■ Exercise
Please output every line of the material as it stands, without the pictures.

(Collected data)

+ + + +

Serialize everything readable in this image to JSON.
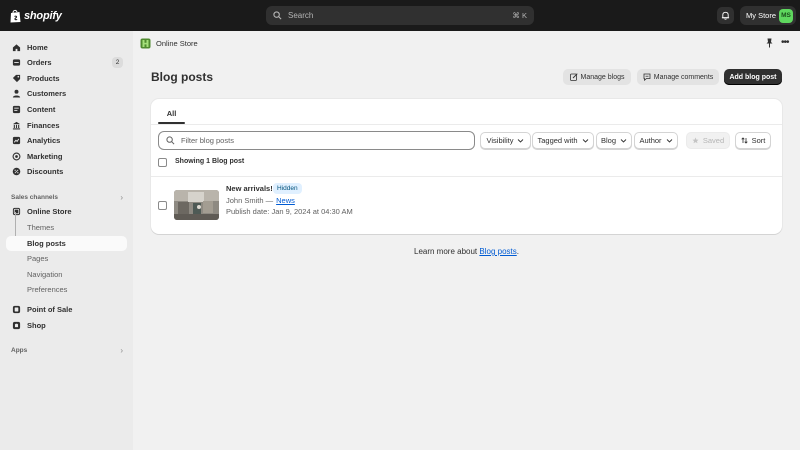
{
  "topbar": {
    "logo_text": "shopify",
    "search_placeholder": "Search",
    "search_shortcut": "⌘ K",
    "store_name": "My Store",
    "avatar_initials": "MS"
  },
  "sidebar": {
    "main_items": [
      {
        "label": "Home",
        "icon": "home-icon"
      },
      {
        "label": "Orders",
        "icon": "orders-icon",
        "badge": "2"
      },
      {
        "label": "Products",
        "icon": "tag-icon"
      },
      {
        "label": "Customers",
        "icon": "person-icon"
      },
      {
        "label": "Content",
        "icon": "content-icon"
      },
      {
        "label": "Finances",
        "icon": "bank-icon"
      },
      {
        "label": "Analytics",
        "icon": "chart-icon"
      },
      {
        "label": "Marketing",
        "icon": "target-icon"
      },
      {
        "label": "Discounts",
        "icon": "discount-icon"
      }
    ],
    "sales_channels_label": "Sales channels",
    "online_store_label": "Online Store",
    "sub_items": [
      "Themes",
      "Blog posts",
      "Pages",
      "Navigation",
      "Preferences"
    ],
    "active_sub_item": "Blog posts",
    "point_of_sale_label": "Point of Sale",
    "shop_label": "Shop",
    "apps_label": "Apps"
  },
  "breadcrumb": {
    "label": "Online Store"
  },
  "page": {
    "title": "Blog posts",
    "manage_blogs_label": "Manage blogs",
    "manage_comments_label": "Manage comments",
    "add_blog_post_label": "Add blog post"
  },
  "tabs": [
    {
      "label": "All",
      "selected": true
    }
  ],
  "filters": {
    "search_placeholder": "Filter blog posts",
    "visibility_label": "Visibility",
    "tagged_with_label": "Tagged with",
    "blog_label": "Blog",
    "author_label": "Author",
    "saved_label": "Saved",
    "sort_label": "Sort"
  },
  "list": {
    "showing_text": "Showing 1 Blog post",
    "posts": [
      {
        "title": "New arrivals!",
        "status": "Hidden",
        "author": "John Smith —",
        "blog": "News",
        "publish_date": "Publish date: Jan 9, 2024 at 04:30 AM"
      }
    ]
  },
  "footer": {
    "learn_prefix": "Learn more about",
    "learn_link": "Blog posts",
    "learn_suffix": "."
  },
  "colors": {
    "topbar_bg": "#1a1a1a",
    "sidebar_bg": "#ebebeb",
    "page_bg": "#f1f1f1",
    "primary_button": "#303030",
    "link": "#005bd3",
    "avatar": "#5ed75e",
    "hidden_badge_bg": "#e0f0ff"
  }
}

+ + + +

■ Worked solution
Serialize everything readable in this image to JSON.
{
  "topbar": {
    "logo_text": "shopify",
    "search_placeholder": "Search",
    "search_shortcut": "⌘ K",
    "store_name": "My Store",
    "avatar_initials": "MS"
  },
  "sidebar": {
    "main_items": [
      {
        "label": "Home",
        "icon": "home-icon"
      },
      {
        "label": "Orders",
        "icon": "orders-icon",
        "badge": "2"
      },
      {
        "label": "Products",
        "icon": "tag-icon"
      },
      {
        "label": "Customers",
        "icon": "person-icon"
      },
      {
        "label": "Content",
        "icon": "content-icon"
      },
      {
        "label": "Finances",
        "icon": "bank-icon"
      },
      {
        "label": "Analytics",
        "icon": "chart-icon"
      },
      {
        "label": "Marketing",
        "icon": "target-icon"
      },
      {
        "label": "Discounts",
        "icon": "discount-icon"
      }
    ],
    "sales_channels_label": "Sales channels",
    "online_store_label": "Online Store",
    "sub_items": [
      "Themes",
      "Blog posts",
      "Pages",
      "Navigation",
      "Preferences"
    ],
    "active_sub_item": "Blog posts",
    "point_of_sale_label": "Point of Sale",
    "shop_label": "Shop",
    "apps_label": "Apps"
  },
  "breadcrumb": {
    "label": "Online Store"
  },
  "page": {
    "title": "Blog posts",
    "manage_blogs_label": "Manage blogs",
    "manage_comments_label": "Manage comments",
    "add_blog_post_label": "Add blog post"
  },
  "tabs": [
    {
      "label": "All",
      "selected": true
    }
  ],
  "filters": {
    "search_placeholder": "Filter blog posts",
    "visibility_label": "Visibility",
    "tagged_with_label": "Tagged with",
    "blog_label": "Blog",
    "author_label": "Author",
    "saved_label": "Saved",
    "sort_label": "Sort"
  },
  "list": {
    "showing_text": "Showing 1 Blog post",
    "posts": [
      {
        "title": "New arrivals!",
        "status": "Hidden",
        "author": "John Smith —",
        "blog": "News",
        "publish_date": "Publish date: Jan 9, 2024 at 04:30 AM"
      }
    ]
  },
  "footer": {
    "learn_prefix": "Learn more about",
    "learn_link": "Blog posts",
    "learn_suffix": "."
  },
  "colors": {
    "topbar_bg": "#1a1a1a",
    "sidebar_bg": "#ebebeb",
    "page_bg": "#f1f1f1",
    "primary_button": "#303030",
    "link": "#005bd3",
    "avatar": "#5ed75e",
    "hidden_badge_bg": "#e0f0ff"
  }
}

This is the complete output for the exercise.